3M: A 7%-Yielding, 30% Undervalued Dumpster Fire
Summary:
- 3M Company’s stock is trading significantly below its all-time high, down 22% year-to-date.
- The company recently settled a historic $6 billion lawsuit related to “forever chemicals” and faces thousands of other lawsuits.
- 3M has outlined a three-pillar strategy, including a healthcare spin-off and risk reduction initiatives, to potentially turn the company around.
Introduction
It’s time to talk about the 3M Company (NYSE:MMM), the second-biggest disappointment from Minnesota after the 0-3 Vikings.
Excluding dividends, 3M shares are trading more than 60% below their all-time high. They are down 22% year-to-date and less than 1% above their 52-week lows.
In other words, we’re essentially dealing with the lowest stock price since the early stages of the Great Financial Recovery.
The stock now yields 6.5%, which begs the question: are we going dumpster diving or not?
In this article, I’ll assess that question, starting with lawsuit news.
So, let’s get to it!
Lawsuits!
More often than not, when I call a stock a dumpster fire (I haven’t done it in a long time), I get massive pushback from investors who disagree. When dealing with 3M, however, I’ve felt that even its long-term investors are getting sick and tired of the many headwinds they had to face over the past few years.
Headlines like the one below don’t help.
The Wall Street Journal wrote that 3M recently concluded a historic $6 billion settlement, marking the largest mass tort settlement in U.S. history.
This settlement is part of 3M’s efforts to address legal concerns tied to so-called “forever chemicals,” for which the company also agreed to pay up to $12.5 billion in a previous settlement.
However, the resolution of these legal challenges is far from over, presenting substantial obstacles for the well-known U.S. manufacturer.
3M faces thousands of lawsuits from individuals and states, alleging that their products containing PFAS chemicals have caused health issues. These cases, including claims related to military-grade earplugs, have become some of the largest product liability litigations in history, leading to significant financial losses for the company.
So, is MMM dead money forever? While one might assume so after being disappointed for many years, there’s light at the end of the tunnel.
Now What?
During this year’s annual Morgan Stanley Laguna Conference, the company elaborated on some key issues, including lawsuits.
This included a three-pillar strategy to get the company back on track.
Healthcare Spin-off: One of the most significant strategic moves 3M is undertaking is the spin-off of its healthcare business. This decision is on track, with the appointment of Bryan Hanson as the new CEO for healthcare. The spin-off is expected to occur in the first half of 2024, pending regulatory and board approvals.
In 2022, healthcare accounted for roughly a quarter of total sales, adding $8.4 billion in sales.

The task:
Please continue the 3M stock article from its last sentence, keeping its tone and style.

Recorded information:
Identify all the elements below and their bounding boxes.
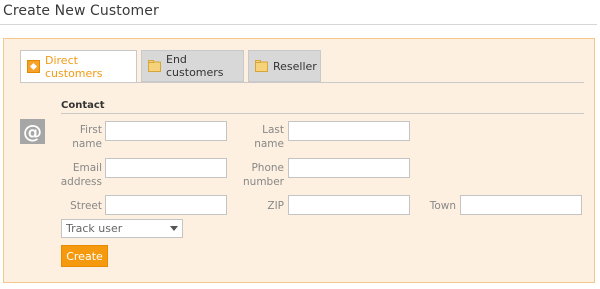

Response:
Risk Reduction: To enhance stability and reduce litigation exposure, 3M has recently made two major announcements:
- Combat Arms Litigation Settlement: 3M has reached a broad settlement of approximately $6 billion, resolving issues related to Combat Arms litigation. This includes $5 billion in cash and $1 billion in 3M equity, payable over seven years. The settlement aims to cover all Combat Arms cases, including potential future claims.
- PFAS Settlement: 3M has also reached a settlement with public water authorities in the U.S. with a present value of $10.3 billion payable over 13 years. This settlement addresses PFAS contamination in drinking water and is comprehensive, covering current and future PFAS compounds.
The third pillar is delivering on the 3M promise to deliver the 3M Model.
[…] you have seen based on what you’ve seen with our first half results, the team has executed well. They are starting to make progress, whether it is in our supply chain, whether it is making sure that we are taking care of customers, etcetera. And you can see in the first half – when we came into the year, Josh, we had said we see weakness in electronics, we see weakness in consumer and China was a watch item. As we now look at first half in third and fourth quarter, we are still seeing significant slowness in electronics, consumers. I would say that destocking, I think we have got through the worst of it. – 3M (emphasis added)
Related to the point above, like its litigation-free peers, the company also went through economic challenges on top of everything else.
Speaking of these economic challenges, the chart below compares the MMM stock price (% of its all-time high) to the leading economic indicator, the ISM Manufacturing Index. We can see that the correlation with leading indicators remains high, as MMM is still a cyclical business. However, litigation issues massively amplified the downtrend.
With regard to its financial outlook, the company used the aforementioned conference to give us some valuable insights.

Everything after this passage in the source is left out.